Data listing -

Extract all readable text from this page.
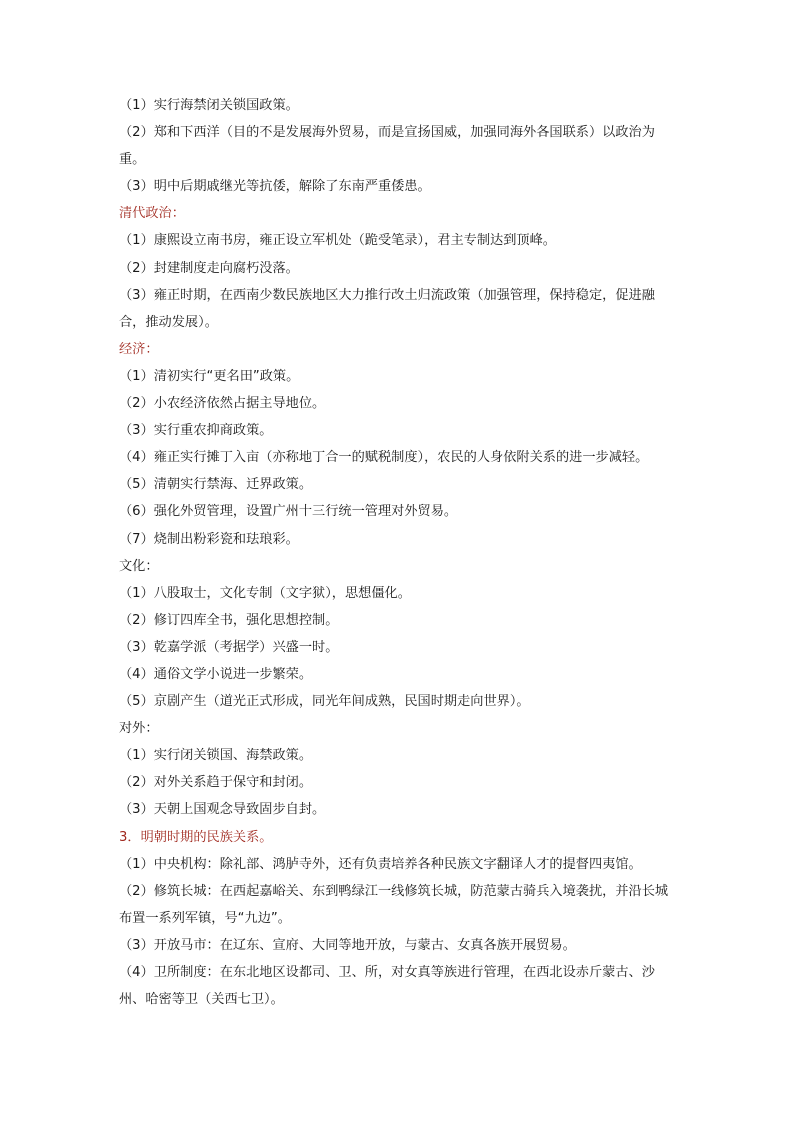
（1）实行海禁闭关锁国政策。
（2）郑和下西洋（目的不是发展海外贸易，而是宣扬国威，加强同海外各国联系）以政治为重。
（3）明中后期戚继光等抗倭，解除了东南严重倭患。
清代政治：
（1）康熙设立南书房，雍正设立军机处（跪受笔录），君主专制达到顶峰。
（2）封建制度走向腐朽没落。
（3）雍正时期，在西南少数民族地区大力推行改土归流政策（加强管理，保持稳定，促进融合，推动发展）。
经济：
（1）清初实行“更名田”政策。
（2）小农经济依然占据主导地位。
（3）实行重农抑商政策。
（4）雍正实行摊丁入亩（亦称地丁合一的赋税制度），农民的人身依附关系的进一步减轻。
（5）清朝实行禁海、迁界政策。
（6）强化外贸管理，设置广州十三行统一管理对外贸易。
（7）烧制出粉彩瓷和珐琅彩。
文化：
（1）八股取士，文化专制（文字狱），思想僵化。
（2）修订四库全书，强化思想控制。
（3）乾嘉学派（考据学）兴盛一时。
（4）通俗文学小说进一步繁荣。
（5）京剧产生（道光正式形成，同光年间成熟，民国时期走向世界）。
对外：
（1）实行闭关锁国、海禁政策。
（2）对外关系趋于保守和封闭。
（3）天朝上国观念导致固步自封。
3．明朝时期的民族关系。
（1）中央机构：除礼部、鸿胪寺外，还有负责培养各种民族文字翻译人才的提督四夷馆。
（2）修筑长城：在西起嘉峪关、东到鸭绿江一线修筑长城，防范蒙古骑兵入境袭扰，并沿长城布置一系列军镇，号“九边”。
（3）开放马市：在辽东、宣府、大同等地开放，与蒙古、女真各族开展贸易。
（4）卫所制度：在东北地区设都司、卫、所，对女真等族进行管理，在西北设赤斤蒙古、沙州、哈密等卫（关西七卫）。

WHAT IS REQUIRED - Please transcribe the material above exactly as written. Leave the pictures out.

TASK RESULT -
Extract all readable text from this page.
（1）实行海禁闭关锁国政策。
（2）郑和下西洋（目的不是发展海外贸易，而是宣扬国威，加强同海外各国联系）以政治为重。
（3）明中后期戚继光等抗倭，解除了东南严重倭患。
清代政治：
（1）康熙设立南书房，雍正设立军机处（跪受笔录），君主专制达到顶峰。
（2）封建制度走向腐朽没落。
（3）雍正时期，在西南少数民族地区大力推行改土归流政策（加强管理，保持稳定，促进融合，推动发展）。
经济：
（1）清初实行“更名田”政策。
（2）小农经济依然占据主导地位。
（3）实行重农抑商政策。
（4）雍正实行摊丁入亩（亦称地丁合一的赋税制度），农民的人身依附关系的进一步减轻。
（5）清朝实行禁海、迁界政策。
（6）强化外贸管理，设置广州十三行统一管理对外贸易。
（7）烧制出粉彩瓷和珐琅彩。
文化：
（1）八股取士，文化专制（文字狱），思想僵化。
（2）修订四库全书，强化思想控制。
（3）乾嘉学派（考据学）兴盛一时。
（4）通俗文学小说进一步繁荣。
（5）京剧产生（道光正式形成，同光年间成熟，民国时期走向世界）。
对外：
（1）实行闭关锁国、海禁政策。
（2）对外关系趋于保守和封闭。
（3）天朝上国观念导致固步自封。
3．明朝时期的民族关系。
（1）中央机构：除礼部、鸿胪寺外，还有负责培养各种民族文字翻译人才的提督四夷馆。
（2）修筑长城：在西起嘉峪关、东到鸭绿江一线修筑长城，防范蒙古骑兵入境袭扰，并沿长城布置一系列军镇，号“九边”。
（3）开放马市：在辽东、宣府、大同等地开放，与蒙古、女真各族开展贸易。
（4）卫所制度：在东北地区设都司、卫、所，对女真等族进行管理，在西北设赤斤蒙古、沙州、哈密等卫（关西七卫）。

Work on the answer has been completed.